──────── Document text ────────

Less than four months later, on July 7, 1930, propped up in a chair overlooking his beloved Sussex countryside, Sir Arthur died at the age of seventy-one, surrounded by his family. His last words were to his wife. “You are wonderful,” he said.

On October 26, during a sitting in the same house, the spirit of Conan Doyle returned. After the séance, Lady Doyle pronounced that she and her children were “perfectly satisfied” that they had spoken with Sir Arthur and she was so delighted that she scheduled another séance for the following week. The medium was Arthur Ford.

 

Doyle’s spirit also made many appearances to Margery. At the end of her mediumship, she had developed a knack for automatic writing and she was able to channel the spirits of Doyle and William Butler Yeats and their old friend Robin Tillyard, the bug hunter. Doyle told her that he would produce some writings that she could publish under the title
Sherlock Holmes in Heaven
. “
You carry my mantle onward
,” he encouraged her.

By then Dr. Crandon had already passed on. He died two days after Christmas in 1939, after a long illness as a result of tumbling down a flight of stairs. His relationship with Margery had been rocky for years, but in 1935, after Walter’s purported fingerprints had been finally proved beyond doubt to be identical to the fingerprints of Margery’s dentist and her mediumship was irrevocably tainted, Crandon seemed to have lost interest in her. By then the constant stress to produce had turned Margery into a hopeless alcoholic. The vibrant young woman who had marched for suffragette rights and peace before Dr. Crandon had stage-managed her into the world’s most famous medium had turned into a dowdy, overweight middle-aged woman who had lost her considerable allure to the opposite sex.

────────

• **Tasks to carry out**:
1: In the passage about Conan Doyle and Margery, at what age did Sir Arthur die?
2: Give the passage about Conan Doyle and Margery again between "Doyle’s spirit also" and "he encouraged her.", inclusive, substituting "spirit writing" for "automatic writing".
3: According to the passage about Conan Doyle and Margery, which spirits was Margery able to channel through automatic writing? List all of them.

──────── Material ────────

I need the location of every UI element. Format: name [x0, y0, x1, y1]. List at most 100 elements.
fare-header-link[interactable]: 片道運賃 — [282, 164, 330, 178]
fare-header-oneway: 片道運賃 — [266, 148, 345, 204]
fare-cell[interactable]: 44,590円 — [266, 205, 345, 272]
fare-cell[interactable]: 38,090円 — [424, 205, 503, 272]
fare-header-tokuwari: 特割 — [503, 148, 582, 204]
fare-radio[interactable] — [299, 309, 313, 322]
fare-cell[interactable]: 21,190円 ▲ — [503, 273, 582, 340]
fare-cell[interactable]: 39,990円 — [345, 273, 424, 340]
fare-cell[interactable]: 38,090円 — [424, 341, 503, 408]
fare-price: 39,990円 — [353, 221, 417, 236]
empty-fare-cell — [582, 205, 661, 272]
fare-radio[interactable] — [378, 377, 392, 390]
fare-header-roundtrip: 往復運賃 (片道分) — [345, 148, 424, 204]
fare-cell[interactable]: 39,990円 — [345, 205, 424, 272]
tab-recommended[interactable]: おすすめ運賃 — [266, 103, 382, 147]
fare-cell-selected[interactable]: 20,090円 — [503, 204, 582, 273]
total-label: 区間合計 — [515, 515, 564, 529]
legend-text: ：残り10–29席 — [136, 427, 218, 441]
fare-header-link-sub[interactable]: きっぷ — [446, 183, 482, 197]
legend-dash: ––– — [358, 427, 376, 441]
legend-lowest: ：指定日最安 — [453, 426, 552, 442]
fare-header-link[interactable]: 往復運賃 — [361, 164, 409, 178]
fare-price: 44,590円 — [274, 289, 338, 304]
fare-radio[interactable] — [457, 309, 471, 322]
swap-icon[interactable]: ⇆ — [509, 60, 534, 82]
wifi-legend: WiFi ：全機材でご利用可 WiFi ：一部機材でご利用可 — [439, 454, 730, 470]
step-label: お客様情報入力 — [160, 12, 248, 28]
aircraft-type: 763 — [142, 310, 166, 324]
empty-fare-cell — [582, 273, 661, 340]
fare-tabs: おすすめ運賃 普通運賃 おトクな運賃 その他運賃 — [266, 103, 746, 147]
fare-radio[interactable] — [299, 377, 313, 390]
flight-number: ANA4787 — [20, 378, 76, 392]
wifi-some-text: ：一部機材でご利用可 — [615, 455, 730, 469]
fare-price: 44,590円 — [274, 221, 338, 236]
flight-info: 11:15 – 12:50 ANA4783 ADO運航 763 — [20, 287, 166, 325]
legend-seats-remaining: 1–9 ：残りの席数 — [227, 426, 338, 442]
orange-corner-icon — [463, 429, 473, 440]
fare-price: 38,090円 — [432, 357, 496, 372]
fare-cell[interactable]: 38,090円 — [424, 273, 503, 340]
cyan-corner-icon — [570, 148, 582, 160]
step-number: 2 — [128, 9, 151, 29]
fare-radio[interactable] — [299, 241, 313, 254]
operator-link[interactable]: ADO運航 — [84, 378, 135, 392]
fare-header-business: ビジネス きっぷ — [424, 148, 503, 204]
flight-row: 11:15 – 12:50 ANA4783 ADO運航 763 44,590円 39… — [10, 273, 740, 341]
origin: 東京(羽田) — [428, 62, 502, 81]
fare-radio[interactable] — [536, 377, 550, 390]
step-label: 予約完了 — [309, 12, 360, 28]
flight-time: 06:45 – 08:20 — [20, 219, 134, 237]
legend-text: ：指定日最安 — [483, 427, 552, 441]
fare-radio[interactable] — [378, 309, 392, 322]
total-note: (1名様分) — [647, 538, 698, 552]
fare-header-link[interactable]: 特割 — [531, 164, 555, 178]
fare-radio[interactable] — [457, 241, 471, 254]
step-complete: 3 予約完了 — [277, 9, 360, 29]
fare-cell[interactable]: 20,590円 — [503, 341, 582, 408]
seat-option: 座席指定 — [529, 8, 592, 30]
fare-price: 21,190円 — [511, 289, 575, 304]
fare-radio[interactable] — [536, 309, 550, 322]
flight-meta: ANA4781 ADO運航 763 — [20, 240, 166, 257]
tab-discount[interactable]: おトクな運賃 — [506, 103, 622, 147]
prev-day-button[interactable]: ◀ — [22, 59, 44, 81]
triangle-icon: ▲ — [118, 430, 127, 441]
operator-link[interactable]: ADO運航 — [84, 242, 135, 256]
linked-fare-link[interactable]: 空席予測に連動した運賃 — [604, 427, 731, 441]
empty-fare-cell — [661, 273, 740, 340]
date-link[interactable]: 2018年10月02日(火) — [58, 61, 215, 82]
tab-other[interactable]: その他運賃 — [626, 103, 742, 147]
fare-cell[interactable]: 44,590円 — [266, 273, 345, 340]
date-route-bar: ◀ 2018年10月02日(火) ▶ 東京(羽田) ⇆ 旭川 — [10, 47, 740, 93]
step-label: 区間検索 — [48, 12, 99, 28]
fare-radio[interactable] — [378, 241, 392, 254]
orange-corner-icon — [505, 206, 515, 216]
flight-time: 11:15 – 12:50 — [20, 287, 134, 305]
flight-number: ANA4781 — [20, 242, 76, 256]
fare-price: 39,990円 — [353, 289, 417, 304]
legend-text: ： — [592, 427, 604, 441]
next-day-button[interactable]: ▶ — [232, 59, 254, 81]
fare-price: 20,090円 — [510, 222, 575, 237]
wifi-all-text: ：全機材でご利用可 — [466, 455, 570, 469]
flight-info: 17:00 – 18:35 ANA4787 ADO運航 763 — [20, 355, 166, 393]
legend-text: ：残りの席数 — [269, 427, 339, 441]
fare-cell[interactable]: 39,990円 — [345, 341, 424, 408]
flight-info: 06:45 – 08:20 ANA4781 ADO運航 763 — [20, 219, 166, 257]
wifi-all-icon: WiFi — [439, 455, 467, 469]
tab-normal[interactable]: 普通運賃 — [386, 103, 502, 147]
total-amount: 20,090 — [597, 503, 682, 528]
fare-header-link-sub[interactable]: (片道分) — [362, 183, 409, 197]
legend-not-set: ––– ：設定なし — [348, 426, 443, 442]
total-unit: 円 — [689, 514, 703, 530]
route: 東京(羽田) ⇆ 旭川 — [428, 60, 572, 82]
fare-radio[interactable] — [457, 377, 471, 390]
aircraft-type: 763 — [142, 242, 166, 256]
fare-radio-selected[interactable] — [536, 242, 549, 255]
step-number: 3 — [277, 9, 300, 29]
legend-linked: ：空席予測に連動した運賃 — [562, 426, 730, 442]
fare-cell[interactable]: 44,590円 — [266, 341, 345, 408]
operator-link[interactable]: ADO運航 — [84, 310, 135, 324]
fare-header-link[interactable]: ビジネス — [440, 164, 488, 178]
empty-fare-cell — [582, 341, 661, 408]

────────

• **Results for the exercise**:
1: Seventy-one.

2:
Doyle’s spirit also made many appearances to Margery. At the end of her mediumship, she had developed a knack for spirit writing and she was able to channel the spirits of Doyle and William Butler Yeats and their old friend Robin Tillyard, the bug hunter. Doyle told her that he would produce some writings that she could publish under the title
Sherlock Holmes in Heaven
. “
You carry my mantle onward
,” he encouraged her.

3: Doyle, William Butler Yeats, and Robin Tillyard.